─── Records supplied ───

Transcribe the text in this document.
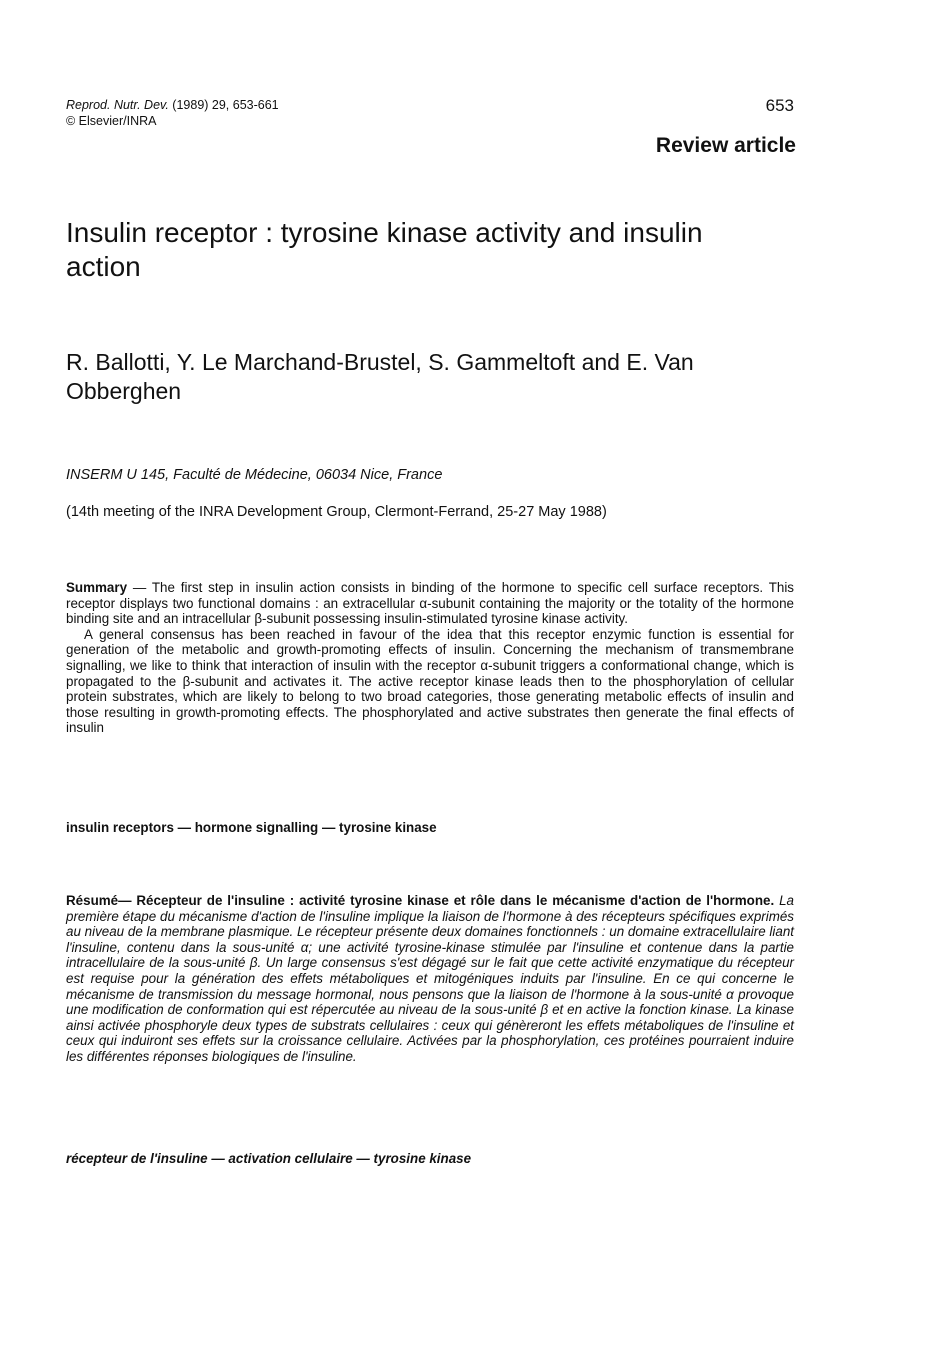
Reprod. Nutr. Dev. (1989) 29, 653-661
© Elsevier/INRA
653
Review article
Insulin receptor : tyrosine kinase activity and insulin action
R. Ballotti, Y. Le Marchand-Brustel, S. Gammeltoft and E. Van Obberghen
INSERM U 145, Faculté de Médecine, 06034 Nice, France
(14th meeting of the INRA Development Group, Clermont-Ferrand, 25-27 May 1988)

Summary — The first step in insulin action consists in binding of the hormone to specific cell surface receptors. This receptor displays two functional domains : an extracellular α-subunit containing the majority or the totality of the hormone binding site and an intracellular β-subunit possessing insulin-stimulated tyrosine kinase activity.

A general consensus has been reached in favour of the idea that this receptor enzymic function is essential for generation of the metabolic and growth-promoting effects of insulin. Concerning the mechanism of transmembrane signalling, we like to think that interaction of insulin with the receptor α-subunit triggers a conformational change, which is propagated to the β-subunit and activates it. The active receptor kinase leads then to the phosphorylation of cellular protein substrates, which are likely to belong to two broad categories, those generating metabolic effects of insulin and those resulting in growth-promoting effects. The phosphorylated and active substrates then generate the final effects of insulin

insulin receptors — hormone signalling — tyrosine kinase
Résumé— Récepteur de l'insuline : activité tyrosine kinase et rôle dans le mécanisme d'action de l'hormone. La première étape du mécanisme d'action de l'insuline implique la liaison de l'hormone à des récepteurs spécifiques exprimés au niveau de la membrane plasmique. Le récepteur présente deux domaines fonctionnels : un domaine extracellulaire liant l'insuline, contenu dans la sous-unité α; une activité tyrosine-kinase stimulée par l'insuline et contenue dans la partie intracellulaire de la sous-unité β. Un large consensus s'est dégagé sur le fait que cette activité enzymatique du récepteur est requise pour la génération des effets métaboliques et mitogéniques induits par l'insuline. En ce qui concerne le mécanisme de transmission du message hormonal, nous pensons que la liaison de l'hormone à la sous-unité α provoque une modification de conformation qui est répercutée au niveau de la sous-unité β et en active la fonction kinase. La kinase ainsi activée phosphoryle deux types de substrats cellulaires : ceux qui génèreront les effets métaboliques de l'insuline et ceux qui induiront ses effets sur la croissance cellulaire. Activées par la phosphorylation, ces protéines pourraient induire les différentes réponses biologiques de l'insuline.
récepteur de l'insuline — activation cellulaire — tyrosine kinase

───

Exercise - Can you restate all the records above word for word while dropping the pictures?

Response to this exercise -
Transcribe the text in this document.
Reprod. Nutr. Dev. (1989) 29, 653-661
© Elsevier/INRA
653
Review article
Insulin receptor : tyrosine kinase activity and insulin action
R. Ballotti, Y. Le Marchand-Brustel, S. Gammeltoft and E. Van Obberghen
INSERM U 145, Faculté de Médecine, 06034 Nice, France
(14th meeting of the INRA Development Group, Clermont-Ferrand, 25-27 May 1988)

Summary — The first step in insulin action consists in binding of the hormone to specific cell surface receptors. This receptor displays two functional domains : an extracellular α-subunit containing the majority or the totality of the hormone binding site and an intracellular β-subunit possessing insulin-stimulated tyrosine kinase activity.

A general consensus has been reached in favour of the idea that this receptor enzymic function is essential for generation of the metabolic and growth-promoting effects of insulin. Concerning the mechanism of transmembrane signalling, we like to think that interaction of insulin with the receptor α-subunit triggers a conformational change, which is propagated to the β-subunit and activates it. The active receptor kinase leads then to the phosphorylation of cellular protein substrates, which are likely to belong to two broad categories, those generating metabolic effects of insulin and those resulting in growth-promoting effects. The phosphorylated and active substrates then generate the final effects of insulin

insulin receptors — hormone signalling — tyrosine kinase
Résumé— Récepteur de l'insuline : activité tyrosine kinase et rôle dans le mécanisme d'action de l'hormone. La première étape du mécanisme d'action de l'insuline implique la liaison de l'hormone à des récepteurs spécifiques exprimés au niveau de la membrane plasmique. Le récepteur présente deux domaines fonctionnels : un domaine extracellulaire liant l'insuline, contenu dans la sous-unité α; une activité tyrosine-kinase stimulée par l'insuline et contenue dans la partie intracellulaire de la sous-unité β. Un large consensus s'est dégagé sur le fait que cette activité enzymatique du récepteur est requise pour la génération des effets métaboliques et mitogéniques induits par l'insuline. En ce qui concerne le mécanisme de transmission du message hormonal, nous pensons que la liaison de l'hormone à la sous-unité α provoque une modification de conformation qui est répercutée au niveau de la sous-unité β et en active la fonction kinase. La kinase ainsi activée phosphoryle deux types de substrats cellulaires : ceux qui génèreront les effets métaboliques de l'insuline et ceux qui induiront ses effets sur la croissance cellulaire. Activées par la phosphorylation, ces protéines pourraient induire les différentes réponses biologiques de l'insuline.
récepteur de l'insuline — activation cellulaire — tyrosine kinase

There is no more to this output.